• Short exercise
Collect each line holding the string "Battery".

• Entries provided
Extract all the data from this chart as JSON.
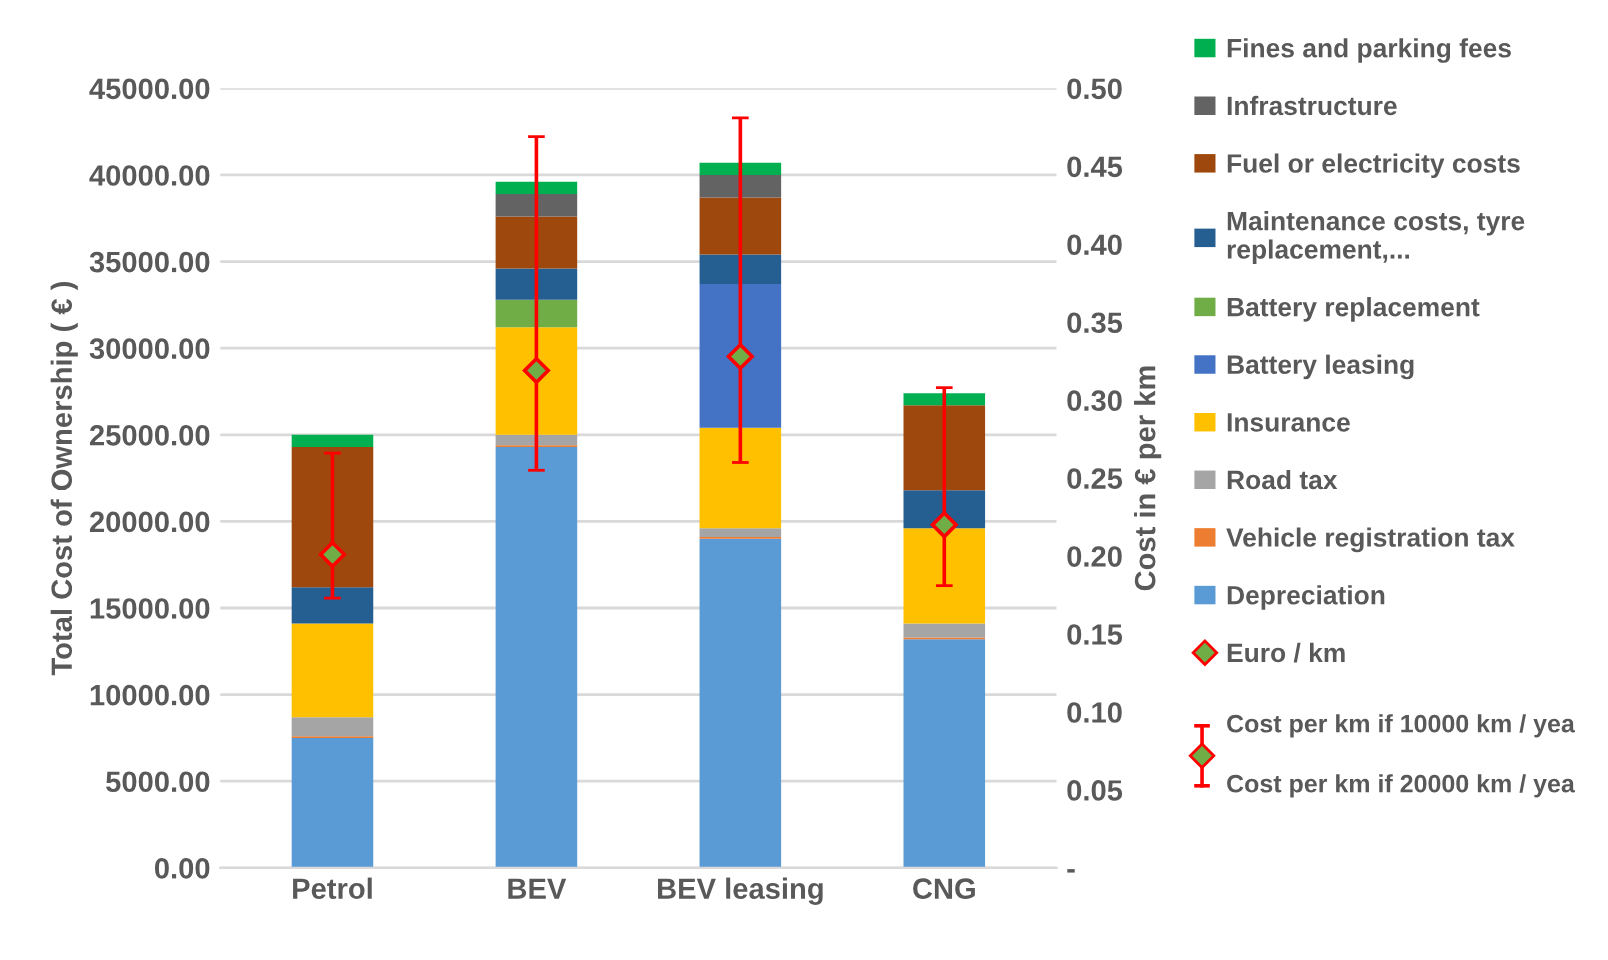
{
  "chart_data": {
    "type": "bar",
    "stacked": true,
    "categories": [
      "Petrol",
      "BEV",
      "BEV leasing",
      "CNG"
    ],
    "ylabel": "Total Cost of Ownership ( € )",
    "y2label": "Cost in € per km",
    "ylim": [
      0,
      45000
    ],
    "yticks": [
      {
        "value": 0,
        "label": "0.00"
      },
      {
        "value": 5000,
        "label": "5000.00"
      },
      {
        "value": 10000,
        "label": "10000.00"
      },
      {
        "value": 15000,
        "label": "15000.00"
      },
      {
        "value": 20000,
        "label": "20000.00"
      },
      {
        "value": 25000,
        "label": "25000.00"
      },
      {
        "value": 30000,
        "label": "30000.00"
      },
      {
        "value": 35000,
        "label": "35000.00"
      },
      {
        "value": 40000,
        "label": "40000.00"
      },
      {
        "value": 45000,
        "label": "45000.00"
      }
    ],
    "y2lim": [
      0,
      0.5
    ],
    "y2ticks": [
      {
        "value": 0,
        "label": "-"
      },
      {
        "value": 0.05,
        "label": "0.05"
      },
      {
        "value": 0.1,
        "label": "0.10"
      },
      {
        "value": 0.15,
        "label": "0.15"
      },
      {
        "value": 0.2,
        "label": "0.20"
      },
      {
        "value": 0.25,
        "label": "0.25"
      },
      {
        "value": 0.3,
        "label": "0.30"
      },
      {
        "value": 0.35,
        "label": "0.35"
      },
      {
        "value": 0.4,
        "label": "0.40"
      },
      {
        "value": 0.45,
        "label": "0.45"
      },
      {
        "value": 0.5,
        "label": "0.50"
      }
    ],
    "grid": "y",
    "legend": "right",
    "series": [
      {
        "name": "Depreciation",
        "color": "#5b9bd5",
        "values": [
          7500,
          24300,
          19000,
          13200
        ]
      },
      {
        "name": "Vehicle registration tax",
        "color": "#ed7d31",
        "values": [
          100,
          100,
          100,
          100
        ]
      },
      {
        "name": "Road tax",
        "color": "#a5a5a5",
        "values": [
          1100,
          600,
          500,
          800
        ]
      },
      {
        "name": "Insurance",
        "color": "#ffc000",
        "values": [
          5400,
          6200,
          5800,
          5500
        ]
      },
      {
        "name": "Battery leasing",
        "color": "#4472c4",
        "values": [
          0,
          0,
          8300,
          0
        ]
      },
      {
        "name": "Battery replacement",
        "color": "#70ad47",
        "values": [
          0,
          1600,
          0,
          0
        ]
      },
      {
        "name": "Maintenance costs, tyre replacement,...",
        "color": "#255e91",
        "values": [
          2100,
          1800,
          1700,
          2200
        ]
      },
      {
        "name": "Fuel or electricity costs",
        "color": "#9e480e",
        "values": [
          8100,
          3000,
          3300,
          4900
        ]
      },
      {
        "name": "Infrastructure",
        "color": "#636363",
        "values": [
          0,
          1300,
          1300,
          0
        ]
      },
      {
        "name": "Fines and parking fees",
        "color": "#00b050",
        "values": [
          700,
          700,
          700,
          700
        ]
      },
      {
        "name": "Euro / km",
        "type": "scatter",
        "axis": "y2",
        "marker": "diamond",
        "color": "#70ad47",
        "values": [
          0.201,
          0.319,
          0.328,
          0.22
        ],
        "errors": [
          [
            0.173,
            0.266
          ],
          [
            0.255,
            0.469
          ],
          [
            0.26,
            0.481
          ],
          [
            0.181,
            0.308
          ]
        ]
      }
    ],
    "annotations": [
      "Cost per km if 10000 km / yea",
      "Cost per km if 20000 km / yea"
    ]
  }
}
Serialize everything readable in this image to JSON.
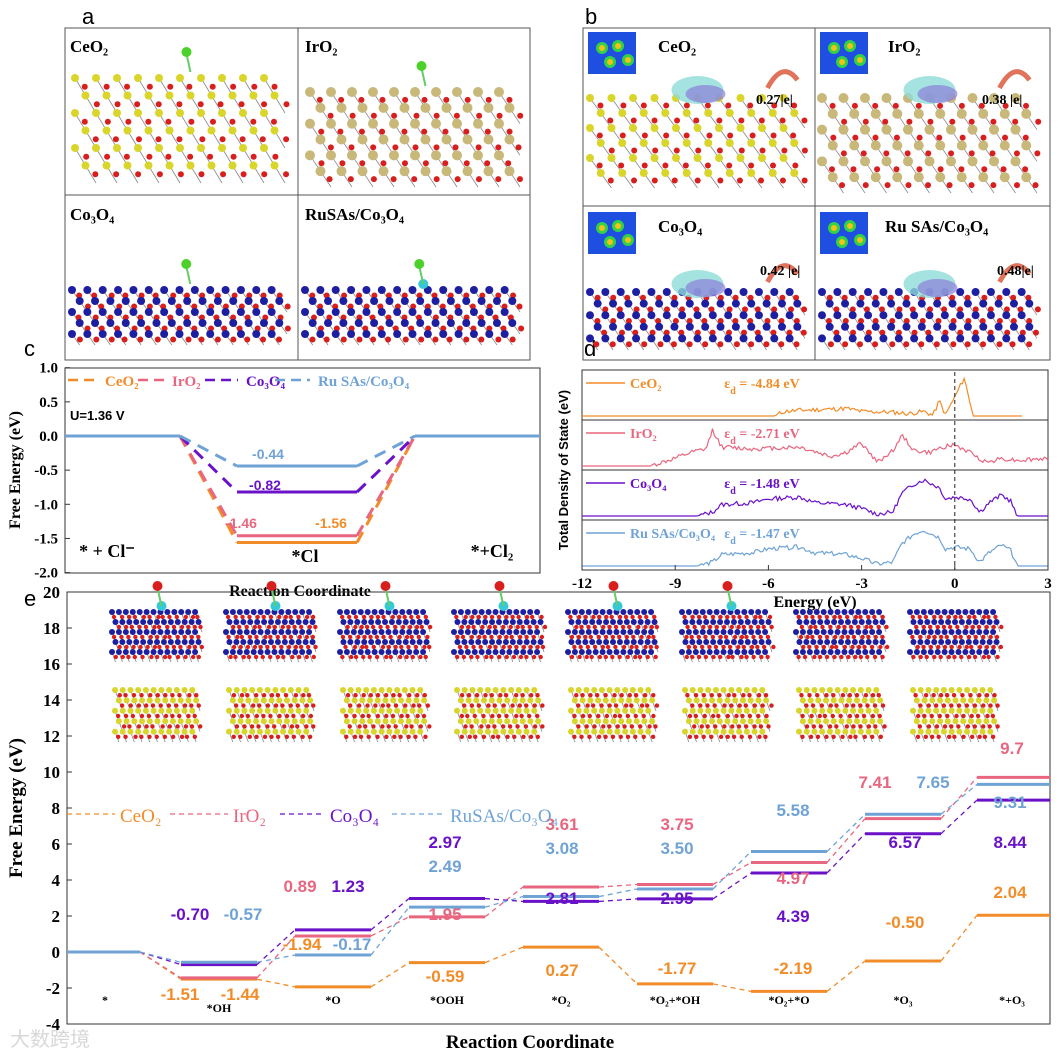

• Answer
        "name": "Battery leasing",
        "name": "Battery replacement",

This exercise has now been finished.